### Given task
Every line below must be reproduced exactly. Copy them all.

### Exercise data
## start
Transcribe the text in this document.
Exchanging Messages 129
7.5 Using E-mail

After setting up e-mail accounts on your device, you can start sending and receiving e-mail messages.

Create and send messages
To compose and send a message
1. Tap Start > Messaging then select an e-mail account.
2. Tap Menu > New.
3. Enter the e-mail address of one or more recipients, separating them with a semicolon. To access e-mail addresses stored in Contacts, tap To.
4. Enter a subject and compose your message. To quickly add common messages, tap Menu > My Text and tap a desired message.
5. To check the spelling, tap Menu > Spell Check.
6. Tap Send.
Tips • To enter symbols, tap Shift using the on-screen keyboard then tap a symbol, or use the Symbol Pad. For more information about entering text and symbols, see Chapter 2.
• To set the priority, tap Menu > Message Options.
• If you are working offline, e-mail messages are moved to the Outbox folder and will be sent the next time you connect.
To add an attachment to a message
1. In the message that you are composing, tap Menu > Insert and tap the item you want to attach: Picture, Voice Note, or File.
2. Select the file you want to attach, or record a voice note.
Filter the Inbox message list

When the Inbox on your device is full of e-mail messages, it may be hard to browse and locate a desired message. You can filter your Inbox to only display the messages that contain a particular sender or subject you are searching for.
## end
### Expected output
Transcribe the text in this document.
Exchanging Messages 129
7.5 Using E-mail

After setting up e-mail accounts on your device, you can start sending and receiving e-mail messages.

Create and send messages
To compose and send a message
1. Tap Start > Messaging then select an e-mail account.
2. Tap Menu > New.
3. Enter the e-mail address of one or more recipients, separating them with a semicolon. To access e-mail addresses stored in Contacts, tap To.
4. Enter a subject and compose your message. To quickly add common messages, tap Menu > My Text and tap a desired message.
5. To check the spelling, tap Menu > Spell Check.
6. Tap Send.
Tips • To enter symbols, tap Shift using the on-screen keyboard then tap a symbol, or use the Symbol Pad. For more information about entering text and symbols, see Chapter 2.
• To set the priority, tap Menu > Message Options.
• If you are working offline, e-mail messages are moved to the Outbox folder and will be sent the next time you connect.
To add an attachment to a message
1. In the message that you are composing, tap Menu > Insert and tap the item you want to attach: Picture, Voice Note, or File.
2. Select the file you want to attach, or record a voice note.
Filter the Inbox message list

When the Inbox on your device is full of e-mail messages, it may be hard to browse and locate a desired message. You can filter your Inbox to only display the messages that contain a particular sender or subject you are searching for.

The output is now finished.